Return each line of the listing that contains the string "Management".

>> begin

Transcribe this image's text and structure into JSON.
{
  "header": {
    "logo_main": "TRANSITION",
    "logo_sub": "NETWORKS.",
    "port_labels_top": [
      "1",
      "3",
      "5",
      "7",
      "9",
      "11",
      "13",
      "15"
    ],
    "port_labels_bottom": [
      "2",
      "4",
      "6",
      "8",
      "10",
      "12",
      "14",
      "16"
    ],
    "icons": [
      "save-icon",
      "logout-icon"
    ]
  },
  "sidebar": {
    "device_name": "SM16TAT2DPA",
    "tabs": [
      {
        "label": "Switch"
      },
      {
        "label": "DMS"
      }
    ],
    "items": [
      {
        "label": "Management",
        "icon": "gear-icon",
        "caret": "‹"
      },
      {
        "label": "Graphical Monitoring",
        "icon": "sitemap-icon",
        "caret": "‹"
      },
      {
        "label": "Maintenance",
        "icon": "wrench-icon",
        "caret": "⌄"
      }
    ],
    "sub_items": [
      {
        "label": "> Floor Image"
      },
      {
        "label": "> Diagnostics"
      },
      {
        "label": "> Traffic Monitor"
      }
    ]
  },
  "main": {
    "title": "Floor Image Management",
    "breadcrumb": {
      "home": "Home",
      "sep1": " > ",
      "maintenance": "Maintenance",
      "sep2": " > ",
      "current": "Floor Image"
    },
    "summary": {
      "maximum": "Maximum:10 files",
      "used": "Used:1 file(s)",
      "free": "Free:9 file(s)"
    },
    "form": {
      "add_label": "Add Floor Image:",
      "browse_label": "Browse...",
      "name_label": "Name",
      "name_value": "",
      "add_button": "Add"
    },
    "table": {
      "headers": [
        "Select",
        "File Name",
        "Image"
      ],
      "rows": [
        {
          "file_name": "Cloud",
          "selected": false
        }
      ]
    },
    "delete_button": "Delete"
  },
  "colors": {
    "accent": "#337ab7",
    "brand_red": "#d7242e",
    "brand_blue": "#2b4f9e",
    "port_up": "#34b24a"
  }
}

>> end

## RESPONSE:
        "label": "Management",
    "title": "Floor Image Management",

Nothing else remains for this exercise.